Could you render the stretch of entries from the line containing "256, 206, 330]" through the line containing "1148, 543, 1173]" as a Markdown table with a Row column giving each line's number and an Entry column giving the line itself, leaving out any blank lines?

Item position entries:
[start]
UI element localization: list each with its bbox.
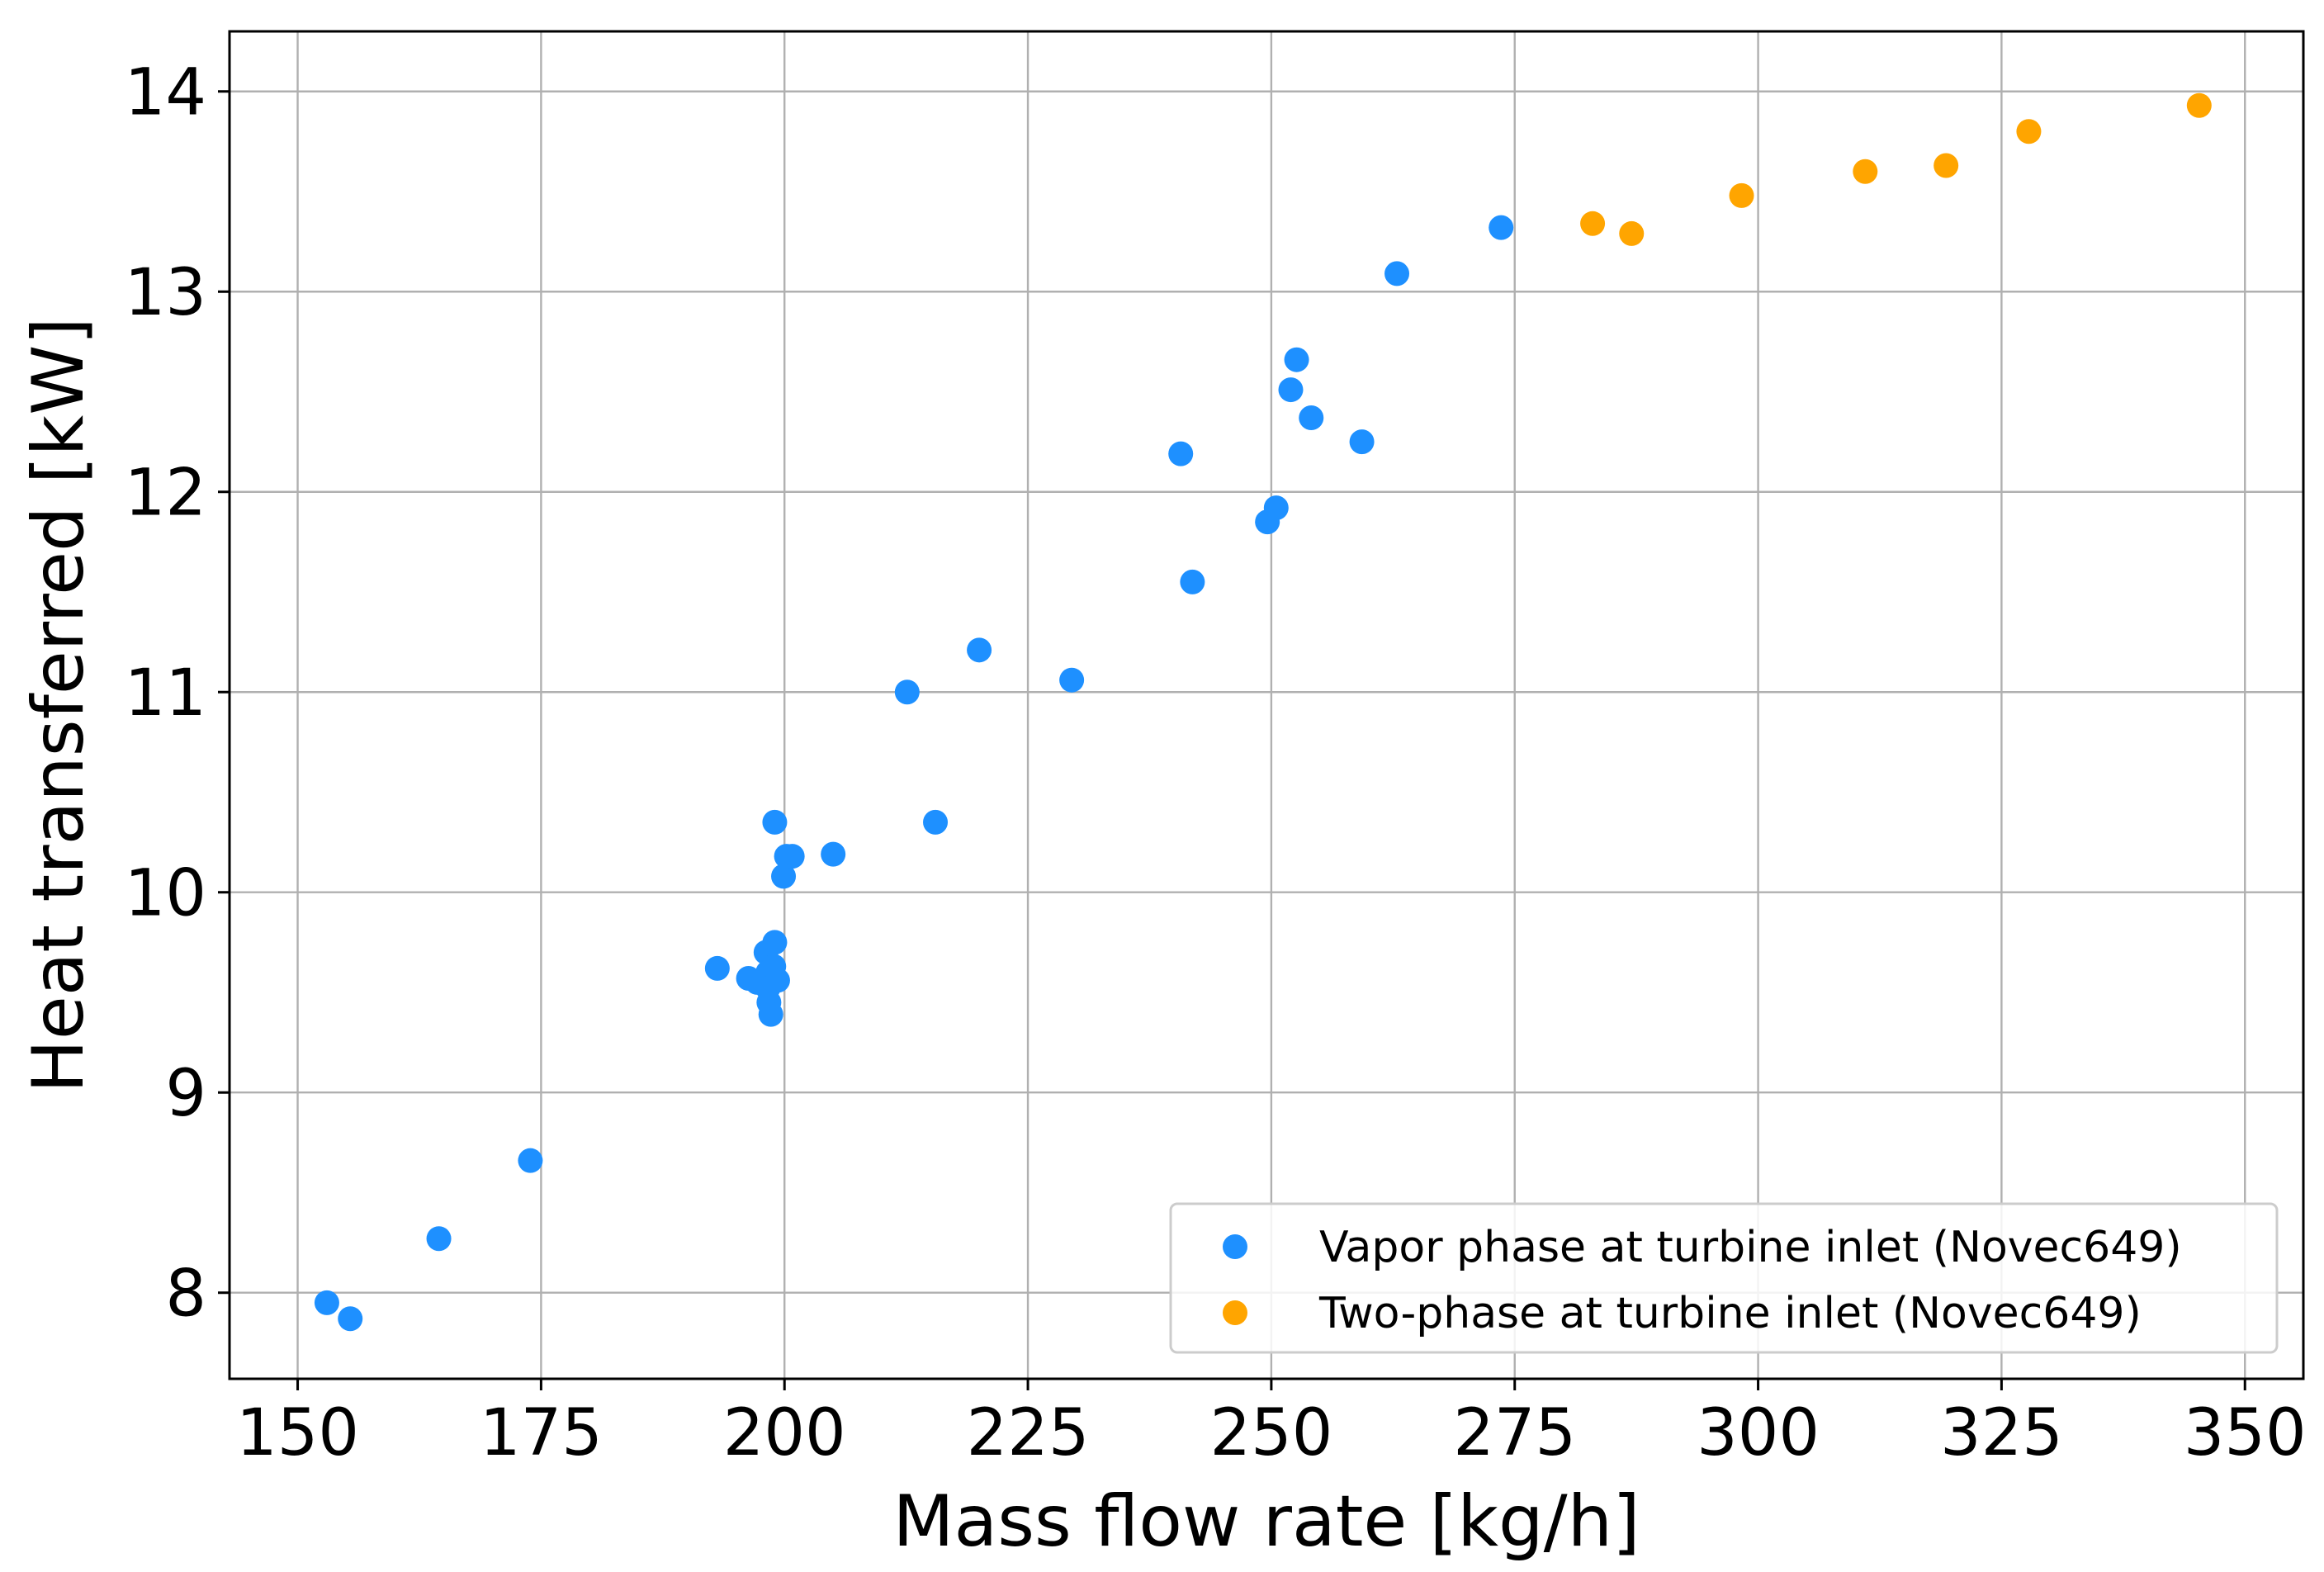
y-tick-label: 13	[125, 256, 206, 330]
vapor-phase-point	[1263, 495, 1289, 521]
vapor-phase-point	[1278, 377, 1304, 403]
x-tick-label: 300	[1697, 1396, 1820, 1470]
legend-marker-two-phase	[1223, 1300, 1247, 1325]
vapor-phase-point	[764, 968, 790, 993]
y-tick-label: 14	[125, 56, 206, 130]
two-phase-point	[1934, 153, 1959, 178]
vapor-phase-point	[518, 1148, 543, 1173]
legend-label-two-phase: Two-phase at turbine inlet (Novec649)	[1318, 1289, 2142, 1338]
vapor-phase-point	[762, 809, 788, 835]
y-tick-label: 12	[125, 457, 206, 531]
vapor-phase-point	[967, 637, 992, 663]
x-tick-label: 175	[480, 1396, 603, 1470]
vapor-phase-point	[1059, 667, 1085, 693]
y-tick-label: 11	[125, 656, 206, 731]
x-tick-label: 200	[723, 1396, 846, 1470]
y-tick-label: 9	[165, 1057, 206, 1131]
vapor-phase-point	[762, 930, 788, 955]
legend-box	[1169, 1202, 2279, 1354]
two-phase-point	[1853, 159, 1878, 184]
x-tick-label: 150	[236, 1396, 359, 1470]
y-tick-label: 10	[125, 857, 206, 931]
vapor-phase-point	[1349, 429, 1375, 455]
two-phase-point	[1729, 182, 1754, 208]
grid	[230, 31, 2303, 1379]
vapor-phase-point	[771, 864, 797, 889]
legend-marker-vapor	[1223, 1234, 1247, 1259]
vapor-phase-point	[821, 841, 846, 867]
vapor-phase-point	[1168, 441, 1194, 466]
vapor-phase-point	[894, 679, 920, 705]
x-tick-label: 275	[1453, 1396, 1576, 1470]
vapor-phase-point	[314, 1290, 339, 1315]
[end]
_Task answer_.
| Row | Entry |
|---|---|
| 1 | y-tick-label: 13	[125, 256, 206, 330] |
| 2 | vapor-phase-point	[1263, 495, 1289, 521] |
| 3 | vapor-phase-point	[1278, 377, 1304, 403] |
| 4 | x-tick-label: 300	[1697, 1396, 1820, 1470] |
| 5 | legend-marker-two-phase	[1223, 1300, 1247, 1325] |
| 6 | vapor-phase-point	[764, 968, 790, 993] |
| 7 | y-tick-label: 14	[125, 56, 206, 130] |
| 8 | two-phase-point	[1934, 153, 1959, 178] |
| 9 | vapor-phase-point	[518, 1148, 543, 1173] |